Work to complete ▸ Go through the entries and say how many lines contain the string "Internet". The number is the whole answer.

Extracted entries ▸
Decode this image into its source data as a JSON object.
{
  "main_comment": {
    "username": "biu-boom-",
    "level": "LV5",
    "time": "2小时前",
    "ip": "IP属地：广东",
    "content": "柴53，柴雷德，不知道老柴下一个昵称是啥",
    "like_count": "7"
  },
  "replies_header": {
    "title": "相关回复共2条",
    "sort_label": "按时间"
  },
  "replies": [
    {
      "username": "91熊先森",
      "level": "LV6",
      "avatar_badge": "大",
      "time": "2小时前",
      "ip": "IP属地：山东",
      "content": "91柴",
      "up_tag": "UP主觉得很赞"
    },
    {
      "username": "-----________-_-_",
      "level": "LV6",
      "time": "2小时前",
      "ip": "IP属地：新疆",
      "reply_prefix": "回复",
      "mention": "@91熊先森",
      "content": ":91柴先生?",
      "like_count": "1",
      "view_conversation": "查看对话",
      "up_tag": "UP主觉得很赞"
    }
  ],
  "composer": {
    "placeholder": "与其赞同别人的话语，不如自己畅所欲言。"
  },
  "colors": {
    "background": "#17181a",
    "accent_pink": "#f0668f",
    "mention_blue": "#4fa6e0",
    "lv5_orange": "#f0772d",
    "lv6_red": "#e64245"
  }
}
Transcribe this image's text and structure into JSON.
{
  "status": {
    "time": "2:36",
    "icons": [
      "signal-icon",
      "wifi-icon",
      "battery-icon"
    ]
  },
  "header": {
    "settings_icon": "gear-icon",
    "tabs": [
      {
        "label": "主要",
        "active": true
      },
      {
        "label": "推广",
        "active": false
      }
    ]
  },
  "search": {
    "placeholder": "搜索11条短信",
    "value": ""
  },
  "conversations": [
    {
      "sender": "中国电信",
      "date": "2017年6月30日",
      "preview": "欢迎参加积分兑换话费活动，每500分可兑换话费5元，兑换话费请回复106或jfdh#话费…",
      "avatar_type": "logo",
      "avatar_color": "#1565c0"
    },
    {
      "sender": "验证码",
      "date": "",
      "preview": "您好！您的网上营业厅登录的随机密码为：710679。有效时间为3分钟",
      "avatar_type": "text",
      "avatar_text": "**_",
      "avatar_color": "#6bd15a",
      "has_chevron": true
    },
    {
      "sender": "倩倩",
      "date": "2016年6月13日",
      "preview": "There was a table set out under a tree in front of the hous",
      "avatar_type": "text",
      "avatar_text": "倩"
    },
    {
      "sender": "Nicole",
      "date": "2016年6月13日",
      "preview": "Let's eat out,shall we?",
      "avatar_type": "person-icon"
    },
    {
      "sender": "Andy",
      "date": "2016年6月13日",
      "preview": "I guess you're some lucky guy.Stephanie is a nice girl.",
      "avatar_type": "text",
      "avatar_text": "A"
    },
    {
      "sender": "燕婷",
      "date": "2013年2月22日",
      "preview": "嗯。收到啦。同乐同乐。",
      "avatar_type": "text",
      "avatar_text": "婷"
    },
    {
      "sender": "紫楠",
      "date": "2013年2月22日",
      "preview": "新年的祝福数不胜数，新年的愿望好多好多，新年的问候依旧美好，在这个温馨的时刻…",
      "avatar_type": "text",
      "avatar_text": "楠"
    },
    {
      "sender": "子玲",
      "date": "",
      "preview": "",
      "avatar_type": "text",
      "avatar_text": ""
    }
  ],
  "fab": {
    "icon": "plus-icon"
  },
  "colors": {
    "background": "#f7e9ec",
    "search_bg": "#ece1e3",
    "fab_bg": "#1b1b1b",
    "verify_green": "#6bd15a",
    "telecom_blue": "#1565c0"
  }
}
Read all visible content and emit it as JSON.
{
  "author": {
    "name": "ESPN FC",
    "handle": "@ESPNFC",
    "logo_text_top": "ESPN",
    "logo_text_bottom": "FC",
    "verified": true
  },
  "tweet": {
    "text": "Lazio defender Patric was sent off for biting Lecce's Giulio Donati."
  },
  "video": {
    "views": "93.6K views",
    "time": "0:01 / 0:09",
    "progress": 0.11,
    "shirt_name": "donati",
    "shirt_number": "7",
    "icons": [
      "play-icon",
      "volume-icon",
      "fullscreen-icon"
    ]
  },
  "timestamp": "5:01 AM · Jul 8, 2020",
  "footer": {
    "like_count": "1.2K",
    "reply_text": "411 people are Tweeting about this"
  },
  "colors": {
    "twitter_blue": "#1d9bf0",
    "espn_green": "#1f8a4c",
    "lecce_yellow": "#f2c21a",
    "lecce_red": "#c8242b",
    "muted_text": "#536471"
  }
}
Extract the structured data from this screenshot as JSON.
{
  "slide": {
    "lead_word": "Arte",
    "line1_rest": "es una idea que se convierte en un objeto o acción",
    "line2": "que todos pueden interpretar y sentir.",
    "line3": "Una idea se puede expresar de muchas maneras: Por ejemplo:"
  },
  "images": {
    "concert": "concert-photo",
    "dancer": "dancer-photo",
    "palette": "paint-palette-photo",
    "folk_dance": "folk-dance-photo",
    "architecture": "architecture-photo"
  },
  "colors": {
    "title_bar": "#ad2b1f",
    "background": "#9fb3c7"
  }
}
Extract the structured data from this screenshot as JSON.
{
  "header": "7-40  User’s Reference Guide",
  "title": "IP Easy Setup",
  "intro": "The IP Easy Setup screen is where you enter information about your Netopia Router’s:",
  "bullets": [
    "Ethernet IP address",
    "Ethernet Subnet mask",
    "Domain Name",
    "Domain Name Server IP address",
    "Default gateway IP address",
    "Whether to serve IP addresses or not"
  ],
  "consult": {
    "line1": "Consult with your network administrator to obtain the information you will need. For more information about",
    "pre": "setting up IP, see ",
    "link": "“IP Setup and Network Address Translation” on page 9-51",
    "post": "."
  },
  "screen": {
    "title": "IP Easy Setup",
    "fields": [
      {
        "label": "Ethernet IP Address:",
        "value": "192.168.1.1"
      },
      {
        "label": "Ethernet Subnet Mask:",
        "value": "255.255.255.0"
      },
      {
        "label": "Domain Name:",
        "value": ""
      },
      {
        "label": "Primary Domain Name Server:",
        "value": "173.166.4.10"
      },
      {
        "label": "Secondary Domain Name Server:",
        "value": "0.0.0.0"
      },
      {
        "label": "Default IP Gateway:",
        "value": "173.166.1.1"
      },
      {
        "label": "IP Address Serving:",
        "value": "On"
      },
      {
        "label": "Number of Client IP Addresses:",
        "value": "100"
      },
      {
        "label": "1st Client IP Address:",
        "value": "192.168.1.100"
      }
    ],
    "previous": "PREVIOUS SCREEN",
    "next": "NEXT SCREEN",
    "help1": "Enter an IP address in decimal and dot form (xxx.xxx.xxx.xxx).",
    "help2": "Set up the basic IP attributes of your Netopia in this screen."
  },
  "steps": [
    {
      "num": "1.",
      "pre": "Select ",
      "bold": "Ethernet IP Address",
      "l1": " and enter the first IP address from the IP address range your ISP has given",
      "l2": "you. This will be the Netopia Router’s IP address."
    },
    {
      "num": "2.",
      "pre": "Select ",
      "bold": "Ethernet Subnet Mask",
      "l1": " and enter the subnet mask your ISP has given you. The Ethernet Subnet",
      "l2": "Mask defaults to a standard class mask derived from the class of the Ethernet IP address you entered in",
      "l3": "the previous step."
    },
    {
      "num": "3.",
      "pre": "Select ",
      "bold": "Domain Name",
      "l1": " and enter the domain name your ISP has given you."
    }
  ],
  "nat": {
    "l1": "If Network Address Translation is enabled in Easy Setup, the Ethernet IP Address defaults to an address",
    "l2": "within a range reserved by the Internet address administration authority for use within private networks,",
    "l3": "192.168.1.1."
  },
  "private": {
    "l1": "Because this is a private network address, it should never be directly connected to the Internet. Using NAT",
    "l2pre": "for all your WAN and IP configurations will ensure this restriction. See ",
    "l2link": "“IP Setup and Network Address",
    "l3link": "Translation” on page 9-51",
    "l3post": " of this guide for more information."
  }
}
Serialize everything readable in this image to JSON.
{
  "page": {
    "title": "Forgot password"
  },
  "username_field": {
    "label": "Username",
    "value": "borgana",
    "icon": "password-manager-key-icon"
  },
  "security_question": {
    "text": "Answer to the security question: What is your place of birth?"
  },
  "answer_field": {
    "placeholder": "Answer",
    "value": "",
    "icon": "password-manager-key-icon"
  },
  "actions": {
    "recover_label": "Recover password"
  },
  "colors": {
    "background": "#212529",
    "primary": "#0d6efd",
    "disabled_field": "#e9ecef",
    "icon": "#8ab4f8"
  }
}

Exercise output ▸ 2